## START

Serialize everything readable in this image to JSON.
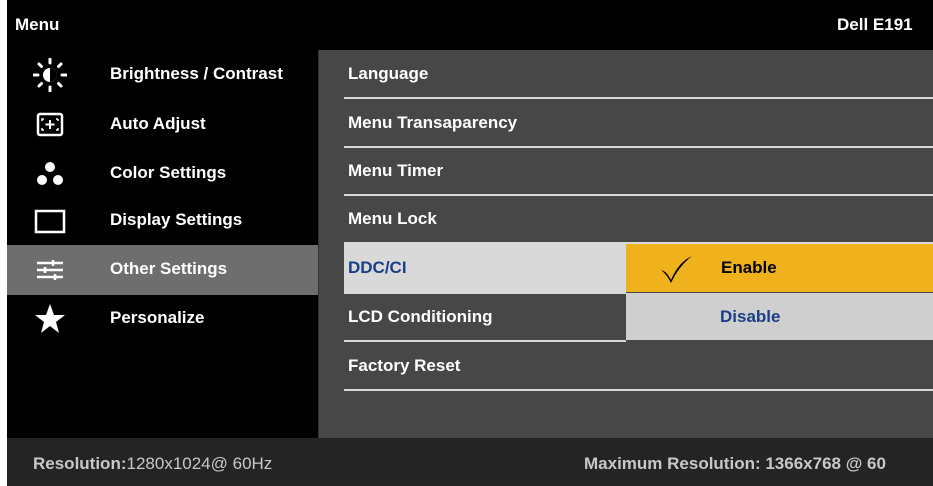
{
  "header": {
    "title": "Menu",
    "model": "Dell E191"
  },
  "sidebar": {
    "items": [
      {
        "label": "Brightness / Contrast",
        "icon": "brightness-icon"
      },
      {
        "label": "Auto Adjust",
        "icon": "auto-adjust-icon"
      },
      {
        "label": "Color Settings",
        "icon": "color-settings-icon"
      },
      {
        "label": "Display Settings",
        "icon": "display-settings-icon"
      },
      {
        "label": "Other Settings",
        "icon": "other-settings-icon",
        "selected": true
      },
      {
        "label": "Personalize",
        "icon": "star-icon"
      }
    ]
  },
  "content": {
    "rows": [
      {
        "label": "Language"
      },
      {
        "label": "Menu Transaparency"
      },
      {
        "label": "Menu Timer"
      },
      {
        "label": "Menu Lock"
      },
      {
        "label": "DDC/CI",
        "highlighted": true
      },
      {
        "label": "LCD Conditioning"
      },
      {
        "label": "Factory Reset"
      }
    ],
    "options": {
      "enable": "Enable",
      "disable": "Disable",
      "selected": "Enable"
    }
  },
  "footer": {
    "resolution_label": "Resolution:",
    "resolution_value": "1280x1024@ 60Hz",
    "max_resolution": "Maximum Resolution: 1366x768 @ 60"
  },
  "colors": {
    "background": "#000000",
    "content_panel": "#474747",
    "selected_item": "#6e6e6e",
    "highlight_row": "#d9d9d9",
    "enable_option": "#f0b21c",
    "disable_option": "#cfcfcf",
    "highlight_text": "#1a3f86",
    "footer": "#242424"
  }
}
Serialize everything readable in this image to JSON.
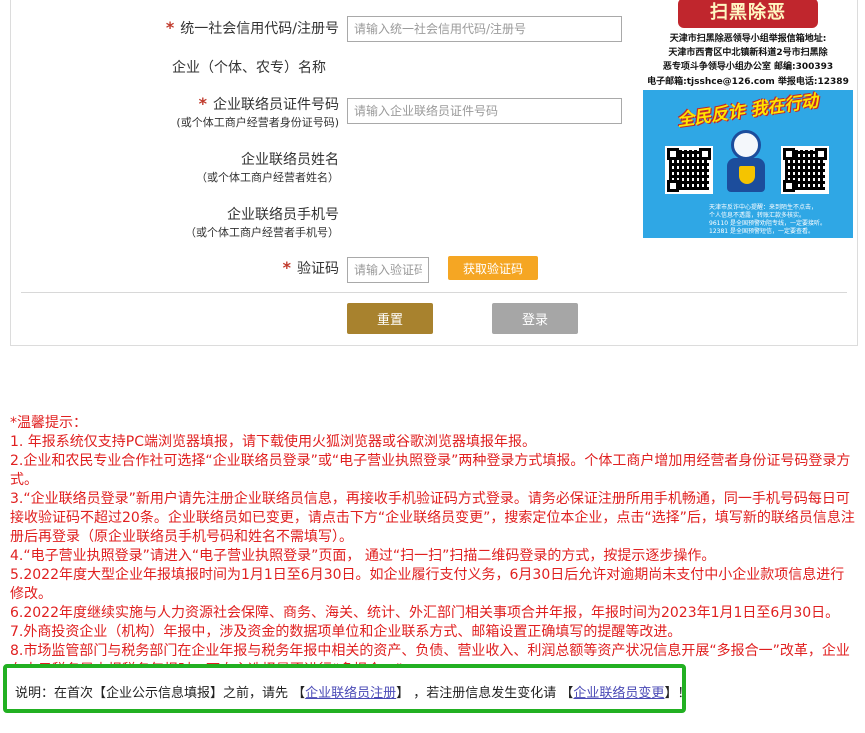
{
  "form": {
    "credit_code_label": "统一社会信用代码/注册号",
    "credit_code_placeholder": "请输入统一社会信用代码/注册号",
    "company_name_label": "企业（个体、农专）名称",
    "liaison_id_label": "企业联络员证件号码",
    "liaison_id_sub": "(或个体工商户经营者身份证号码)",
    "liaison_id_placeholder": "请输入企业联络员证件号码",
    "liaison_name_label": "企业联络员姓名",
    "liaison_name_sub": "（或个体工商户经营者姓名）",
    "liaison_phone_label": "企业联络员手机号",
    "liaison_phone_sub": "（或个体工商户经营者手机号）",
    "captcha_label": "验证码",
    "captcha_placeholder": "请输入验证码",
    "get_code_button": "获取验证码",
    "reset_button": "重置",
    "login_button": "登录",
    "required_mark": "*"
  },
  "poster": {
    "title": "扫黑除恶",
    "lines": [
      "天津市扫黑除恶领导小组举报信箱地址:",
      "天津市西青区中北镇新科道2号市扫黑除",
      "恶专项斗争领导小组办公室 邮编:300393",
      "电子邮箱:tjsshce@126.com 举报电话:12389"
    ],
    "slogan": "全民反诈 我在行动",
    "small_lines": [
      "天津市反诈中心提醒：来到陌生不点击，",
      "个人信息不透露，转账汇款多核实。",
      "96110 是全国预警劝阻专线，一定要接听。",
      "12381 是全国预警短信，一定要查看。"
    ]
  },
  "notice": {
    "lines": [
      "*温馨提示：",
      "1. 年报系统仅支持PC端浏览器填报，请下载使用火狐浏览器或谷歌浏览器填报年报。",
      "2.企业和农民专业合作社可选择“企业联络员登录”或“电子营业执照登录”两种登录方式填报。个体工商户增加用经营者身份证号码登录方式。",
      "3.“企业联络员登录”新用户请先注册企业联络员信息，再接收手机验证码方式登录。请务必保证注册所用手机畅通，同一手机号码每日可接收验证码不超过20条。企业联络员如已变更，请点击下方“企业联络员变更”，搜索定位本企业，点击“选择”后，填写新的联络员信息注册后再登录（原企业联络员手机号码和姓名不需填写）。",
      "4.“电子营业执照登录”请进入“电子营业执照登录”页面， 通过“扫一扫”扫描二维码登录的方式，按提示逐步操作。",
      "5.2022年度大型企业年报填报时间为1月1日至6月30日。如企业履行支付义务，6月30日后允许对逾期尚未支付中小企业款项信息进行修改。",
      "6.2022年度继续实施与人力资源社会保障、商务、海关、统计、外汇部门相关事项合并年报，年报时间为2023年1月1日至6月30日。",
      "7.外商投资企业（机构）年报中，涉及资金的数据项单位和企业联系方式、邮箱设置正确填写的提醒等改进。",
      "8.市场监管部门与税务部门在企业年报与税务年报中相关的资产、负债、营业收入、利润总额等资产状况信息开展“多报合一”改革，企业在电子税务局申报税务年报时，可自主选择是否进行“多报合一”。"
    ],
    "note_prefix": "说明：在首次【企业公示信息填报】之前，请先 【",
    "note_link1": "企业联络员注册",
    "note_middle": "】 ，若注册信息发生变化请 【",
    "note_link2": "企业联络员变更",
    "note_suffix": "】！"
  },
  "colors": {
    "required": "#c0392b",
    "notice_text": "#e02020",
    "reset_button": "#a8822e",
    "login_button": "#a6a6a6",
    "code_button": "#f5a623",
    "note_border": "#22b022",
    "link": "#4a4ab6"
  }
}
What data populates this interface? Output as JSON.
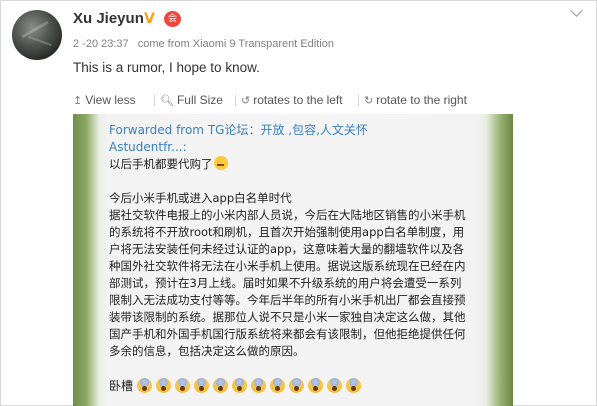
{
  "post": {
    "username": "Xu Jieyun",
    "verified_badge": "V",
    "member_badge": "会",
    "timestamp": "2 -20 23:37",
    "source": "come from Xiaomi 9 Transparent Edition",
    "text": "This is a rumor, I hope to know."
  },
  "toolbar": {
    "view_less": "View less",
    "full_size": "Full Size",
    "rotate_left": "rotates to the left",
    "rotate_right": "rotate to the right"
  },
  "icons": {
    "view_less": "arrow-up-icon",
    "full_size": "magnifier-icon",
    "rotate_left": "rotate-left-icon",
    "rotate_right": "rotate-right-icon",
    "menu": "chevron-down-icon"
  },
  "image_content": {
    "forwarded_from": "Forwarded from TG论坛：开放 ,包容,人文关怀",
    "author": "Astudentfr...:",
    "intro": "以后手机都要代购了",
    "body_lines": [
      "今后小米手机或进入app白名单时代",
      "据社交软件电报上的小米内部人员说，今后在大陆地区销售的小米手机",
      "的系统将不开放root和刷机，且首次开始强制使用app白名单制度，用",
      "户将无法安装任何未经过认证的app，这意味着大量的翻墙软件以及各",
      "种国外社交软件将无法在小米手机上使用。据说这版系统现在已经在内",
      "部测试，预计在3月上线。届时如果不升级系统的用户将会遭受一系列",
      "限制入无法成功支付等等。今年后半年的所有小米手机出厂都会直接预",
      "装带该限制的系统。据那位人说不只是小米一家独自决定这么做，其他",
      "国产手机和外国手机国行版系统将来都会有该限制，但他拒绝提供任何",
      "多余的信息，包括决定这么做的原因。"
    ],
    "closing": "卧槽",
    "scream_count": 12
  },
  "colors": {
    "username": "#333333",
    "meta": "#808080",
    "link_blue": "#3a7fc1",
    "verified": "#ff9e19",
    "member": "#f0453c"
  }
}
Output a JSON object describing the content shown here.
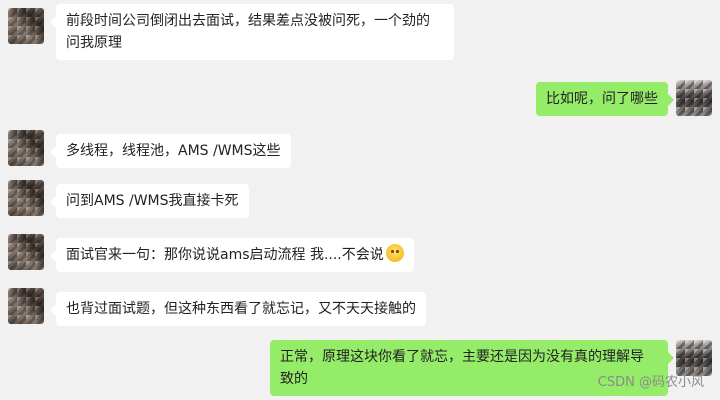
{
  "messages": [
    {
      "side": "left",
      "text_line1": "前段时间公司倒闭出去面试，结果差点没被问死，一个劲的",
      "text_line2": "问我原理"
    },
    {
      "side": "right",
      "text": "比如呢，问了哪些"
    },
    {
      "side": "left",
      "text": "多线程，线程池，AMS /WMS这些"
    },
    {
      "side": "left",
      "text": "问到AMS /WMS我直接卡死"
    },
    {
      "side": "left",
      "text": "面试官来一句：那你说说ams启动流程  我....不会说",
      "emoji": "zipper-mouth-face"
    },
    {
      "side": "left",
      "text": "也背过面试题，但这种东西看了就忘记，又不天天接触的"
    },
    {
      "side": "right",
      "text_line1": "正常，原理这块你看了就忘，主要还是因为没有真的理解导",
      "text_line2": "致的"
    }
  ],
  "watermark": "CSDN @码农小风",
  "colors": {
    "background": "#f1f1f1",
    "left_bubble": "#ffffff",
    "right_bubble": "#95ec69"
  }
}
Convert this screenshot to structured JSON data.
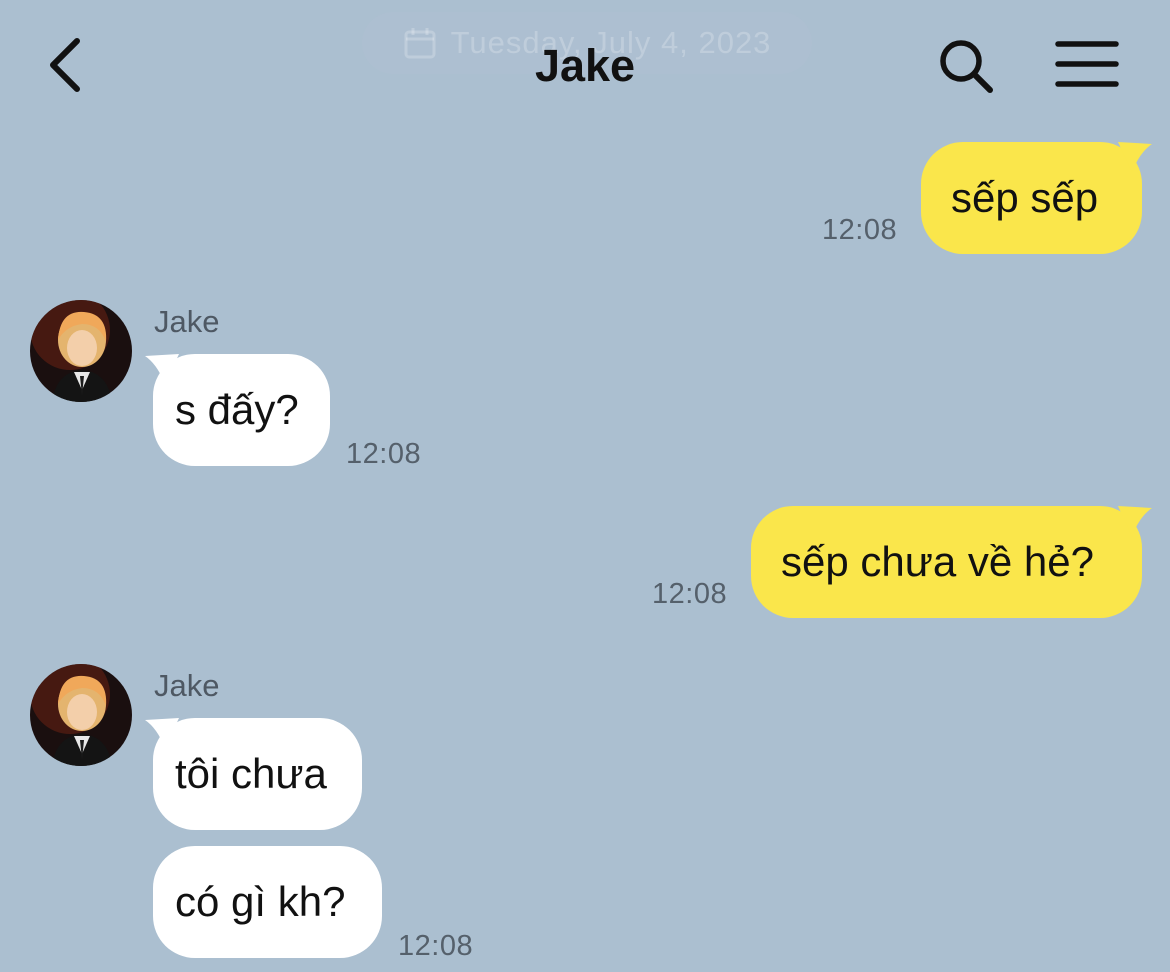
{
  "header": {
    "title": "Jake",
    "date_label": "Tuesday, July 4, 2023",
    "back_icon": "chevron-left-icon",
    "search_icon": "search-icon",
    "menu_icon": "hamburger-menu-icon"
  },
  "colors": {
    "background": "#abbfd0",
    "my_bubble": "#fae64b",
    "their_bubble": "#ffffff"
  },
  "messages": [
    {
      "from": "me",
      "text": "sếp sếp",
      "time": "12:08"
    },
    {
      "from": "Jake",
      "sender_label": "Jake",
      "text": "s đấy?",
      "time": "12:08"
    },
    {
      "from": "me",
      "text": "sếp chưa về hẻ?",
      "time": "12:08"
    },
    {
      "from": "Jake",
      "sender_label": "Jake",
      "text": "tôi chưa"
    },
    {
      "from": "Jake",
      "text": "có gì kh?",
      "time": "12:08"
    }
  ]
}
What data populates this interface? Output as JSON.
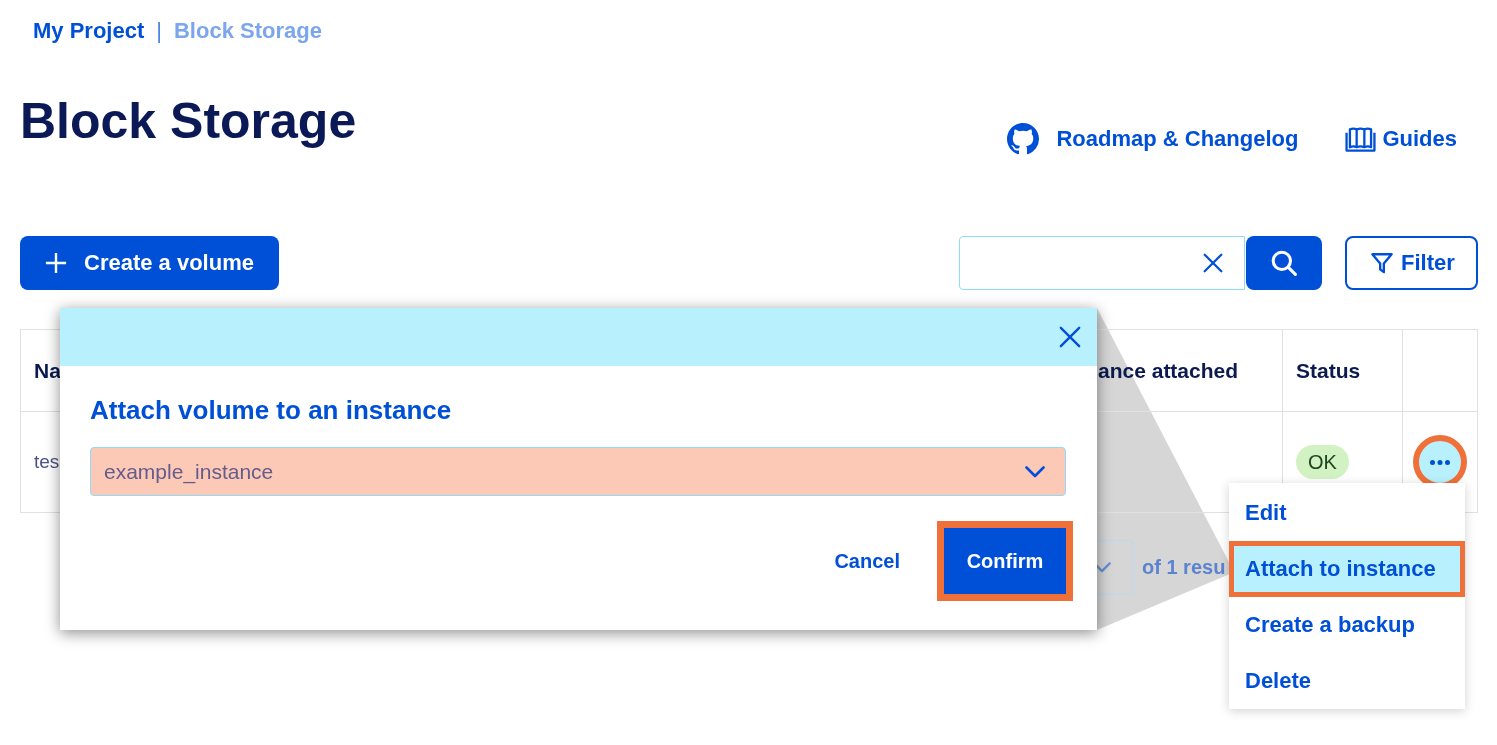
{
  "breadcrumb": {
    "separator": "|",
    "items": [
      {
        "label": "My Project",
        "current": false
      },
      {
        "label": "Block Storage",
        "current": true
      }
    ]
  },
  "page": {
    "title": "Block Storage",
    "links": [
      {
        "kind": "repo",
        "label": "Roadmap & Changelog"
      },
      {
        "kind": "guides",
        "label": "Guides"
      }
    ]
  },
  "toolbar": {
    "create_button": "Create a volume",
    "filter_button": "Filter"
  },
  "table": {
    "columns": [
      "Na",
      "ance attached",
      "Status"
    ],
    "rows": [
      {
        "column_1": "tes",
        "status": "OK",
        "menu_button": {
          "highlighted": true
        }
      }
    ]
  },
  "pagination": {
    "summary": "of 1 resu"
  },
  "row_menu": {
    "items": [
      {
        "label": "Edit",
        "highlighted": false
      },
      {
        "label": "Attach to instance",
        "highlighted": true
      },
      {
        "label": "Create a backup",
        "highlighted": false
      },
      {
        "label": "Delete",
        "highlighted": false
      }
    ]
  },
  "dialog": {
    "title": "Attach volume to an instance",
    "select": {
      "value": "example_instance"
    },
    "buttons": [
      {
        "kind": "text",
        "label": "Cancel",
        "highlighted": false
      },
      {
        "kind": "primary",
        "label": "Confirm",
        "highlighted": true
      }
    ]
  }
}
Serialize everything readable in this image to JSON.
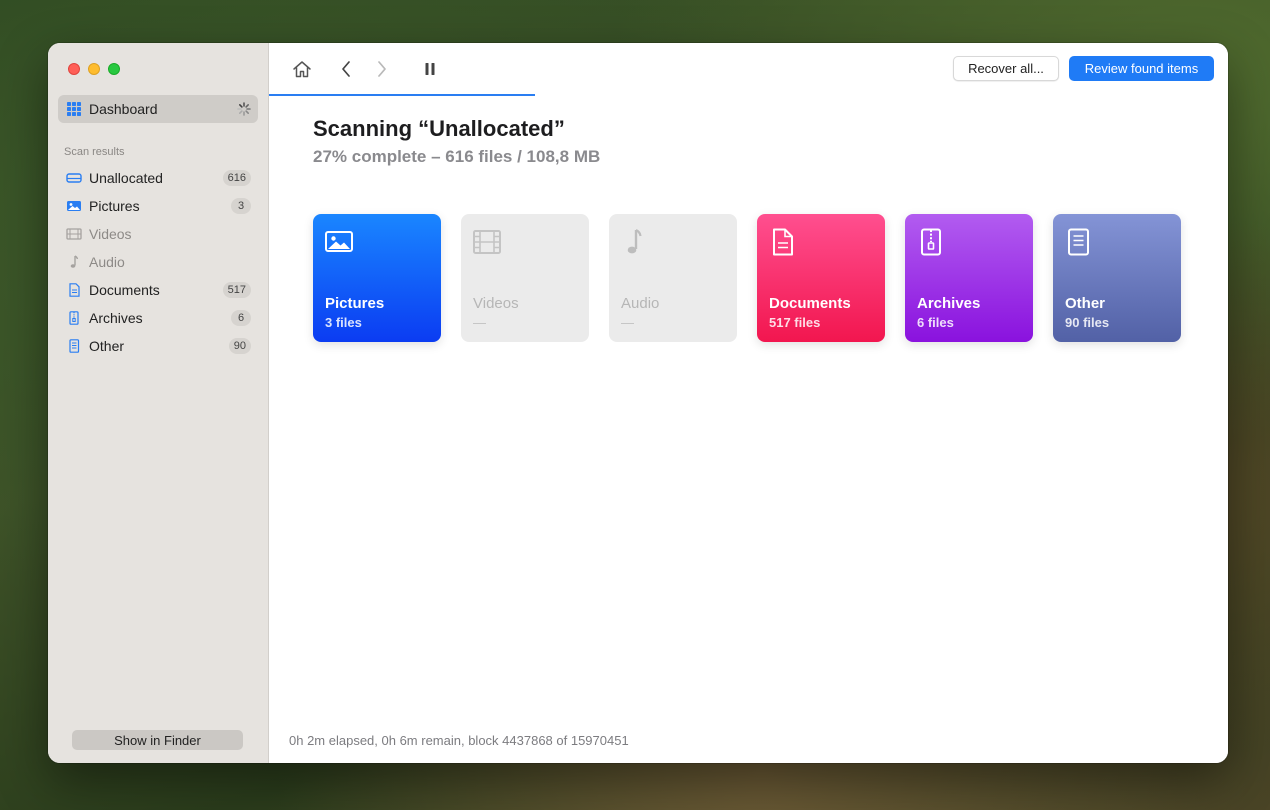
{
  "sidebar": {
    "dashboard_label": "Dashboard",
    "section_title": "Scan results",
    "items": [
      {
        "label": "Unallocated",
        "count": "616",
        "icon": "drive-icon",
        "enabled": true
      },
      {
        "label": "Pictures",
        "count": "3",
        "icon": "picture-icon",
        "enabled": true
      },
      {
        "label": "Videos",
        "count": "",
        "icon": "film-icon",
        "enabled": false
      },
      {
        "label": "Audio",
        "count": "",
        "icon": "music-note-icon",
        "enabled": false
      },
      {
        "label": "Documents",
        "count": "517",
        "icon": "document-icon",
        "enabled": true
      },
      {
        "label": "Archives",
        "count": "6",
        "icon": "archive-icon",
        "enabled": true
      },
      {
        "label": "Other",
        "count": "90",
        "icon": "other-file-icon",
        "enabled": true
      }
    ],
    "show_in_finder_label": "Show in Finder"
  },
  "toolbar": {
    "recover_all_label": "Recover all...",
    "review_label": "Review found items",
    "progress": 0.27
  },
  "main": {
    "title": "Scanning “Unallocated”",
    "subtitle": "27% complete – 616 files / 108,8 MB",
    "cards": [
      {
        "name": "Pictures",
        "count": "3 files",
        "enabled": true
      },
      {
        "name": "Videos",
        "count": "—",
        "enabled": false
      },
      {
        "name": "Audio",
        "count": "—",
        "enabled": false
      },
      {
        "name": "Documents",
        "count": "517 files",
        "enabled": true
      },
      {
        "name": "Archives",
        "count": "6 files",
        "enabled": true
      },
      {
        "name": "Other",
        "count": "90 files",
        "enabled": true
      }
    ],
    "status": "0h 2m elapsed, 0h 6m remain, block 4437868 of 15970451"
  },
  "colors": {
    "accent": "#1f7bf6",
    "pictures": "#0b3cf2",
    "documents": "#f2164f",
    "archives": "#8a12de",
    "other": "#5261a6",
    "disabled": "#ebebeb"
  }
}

## END

=== REQUEST ===
Look through the entries above; copy every line holding the string "ffffff".

=== COMPLETE ANSWER ===
    "left_bubble": "#ffffff",
    "their_bubble": "#ffffff"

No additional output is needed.